- [What needs to be done]:
Your copy should contain exactly the lines from the one that holds "Decode this image" through the end of the material, reproduced as written, with no pictures.

------------------------------------------------

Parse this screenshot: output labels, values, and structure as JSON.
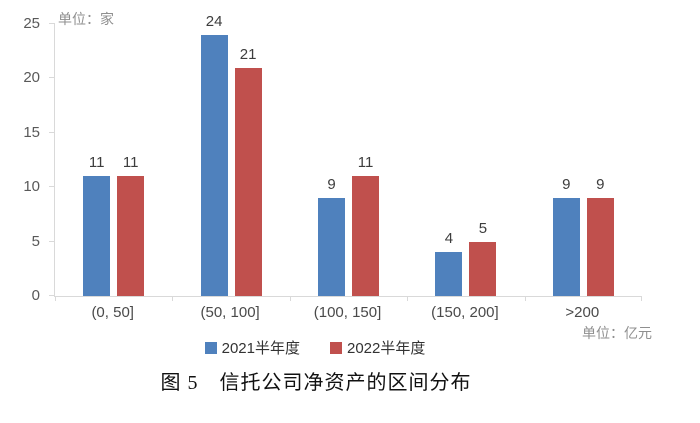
{
  "chart_data": {
    "type": "bar",
    "title": "图 5　信托公司净资产的区间分布",
    "unit_y": "单位：家",
    "unit_x": "单位：亿元",
    "categories": [
      "(0, 50]",
      "(50, 100]",
      "(100, 150]",
      "(150, 200]",
      ">200"
    ],
    "series": [
      {
        "name": "2021半年度",
        "color": "#4F81BD",
        "values": [
          11,
          24,
          9,
          4,
          9
        ]
      },
      {
        "name": "2022半年度",
        "color": "#C0504D",
        "values": [
          11,
          21,
          11,
          5,
          9
        ]
      }
    ],
    "ylim": [
      0,
      25
    ],
    "yticks": [
      0,
      5,
      10,
      15,
      20,
      25
    ],
    "grid": false,
    "legend_position": "bottom",
    "axis_color": "#d9d9d9"
  }
}
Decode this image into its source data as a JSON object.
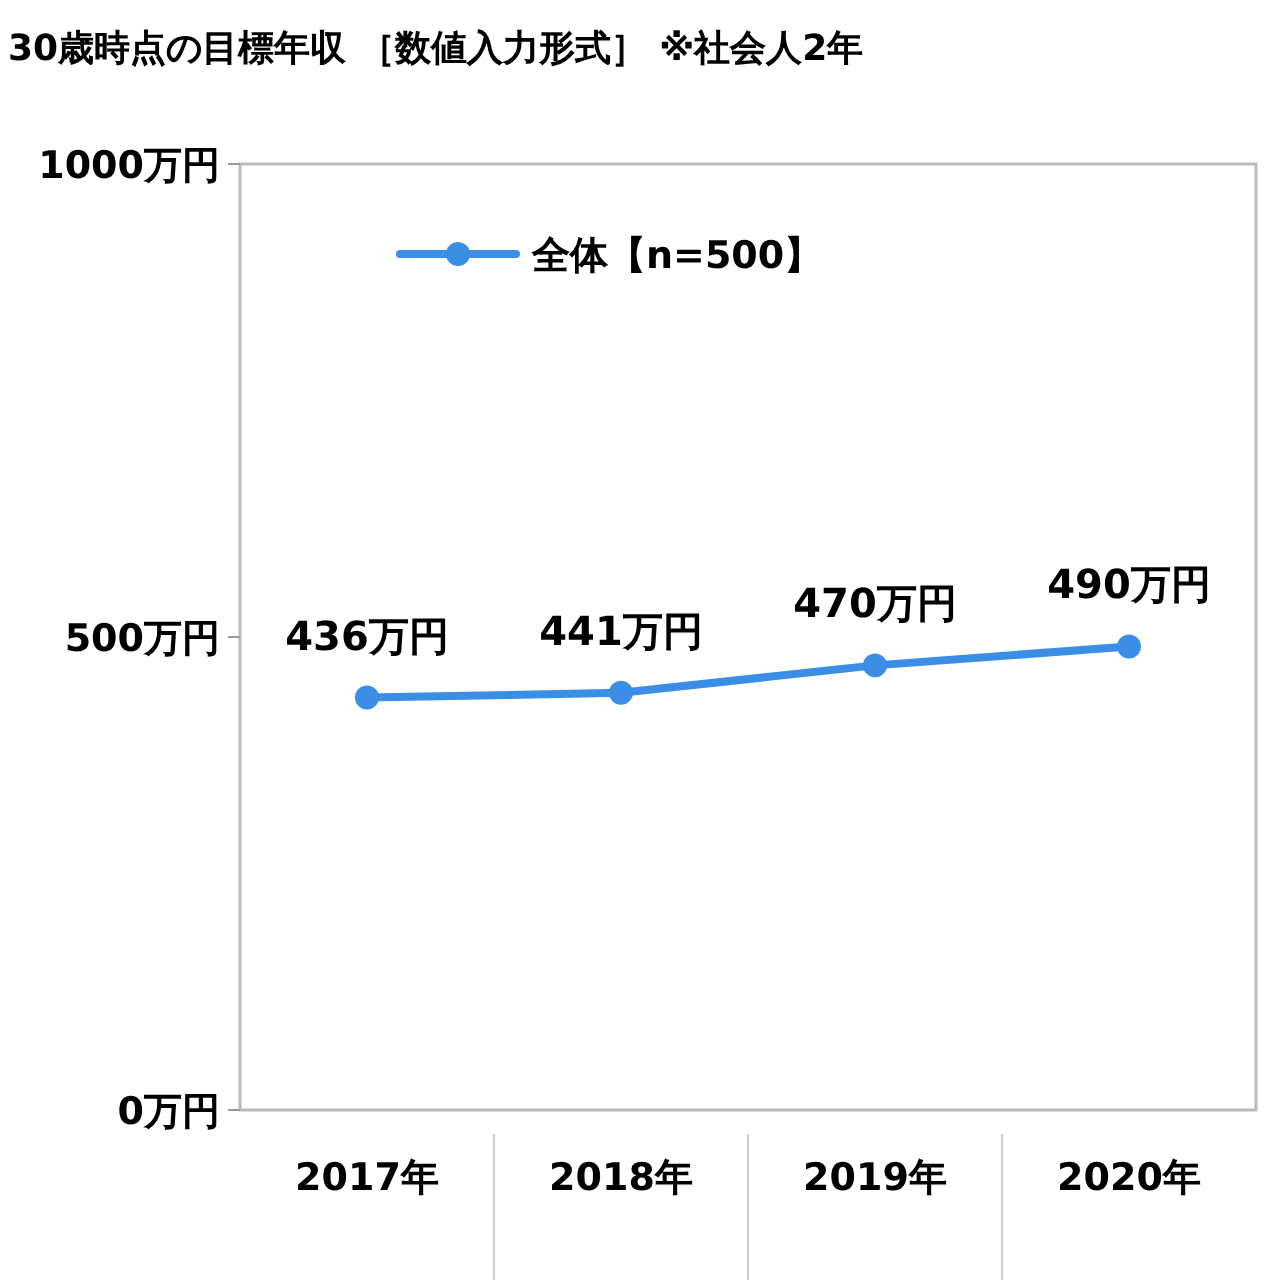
{
  "chart_data": {
    "type": "line",
    "title": "30歳時点の目標年収 ［数値入力形式］ ※社会人2年",
    "categories": [
      "2017年",
      "2018年",
      "2019年",
      "2020年"
    ],
    "series": [
      {
        "name": "全体【n=500】",
        "color": "#3a8ee6",
        "values": [
          436,
          441,
          470,
          490
        ],
        "value_labels": [
          "436万円",
          "441万円",
          "470万円",
          "490万円"
        ]
      }
    ],
    "ylim": [
      0,
      1000
    ],
    "yticks": [
      {
        "value": 0,
        "label": "0万円"
      },
      {
        "value": 500,
        "label": "500万円"
      },
      {
        "value": 1000,
        "label": "1000万円"
      }
    ],
    "grid": false,
    "legend": "top left",
    "marker": "circle",
    "line_style": "solid"
  }
}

------------------------------------------------

- [The completed task]:
Decode this image into its source data as a JSON object.
{
  "chart_data": {
    "type": "line",
    "title": "30歳時点の目標年収 ［数値入力形式］ ※社会人2年",
    "categories": [
      "2017年",
      "2018年",
      "2019年",
      "2020年"
    ],
    "series": [
      {
        "name": "全体【n=500】",
        "color": "#3a8ee6",
        "values": [
          436,
          441,
          470,
          490
        ],
        "value_labels": [
          "436万円",
          "441万円",
          "470万円",
          "490万円"
        ]
      }
    ],
    "ylim": [
      0,
      1000
    ],
    "yticks": [
      {
        "value": 0,
        "label": "0万円"
      },
      {
        "value": 500,
        "label": "500万円"
      },
      {
        "value": 1000,
        "label": "1000万円"
      }
    ],
    "grid": false,
    "legend": "top left",
    "marker": "circle",
    "line_style": "solid"
  }
}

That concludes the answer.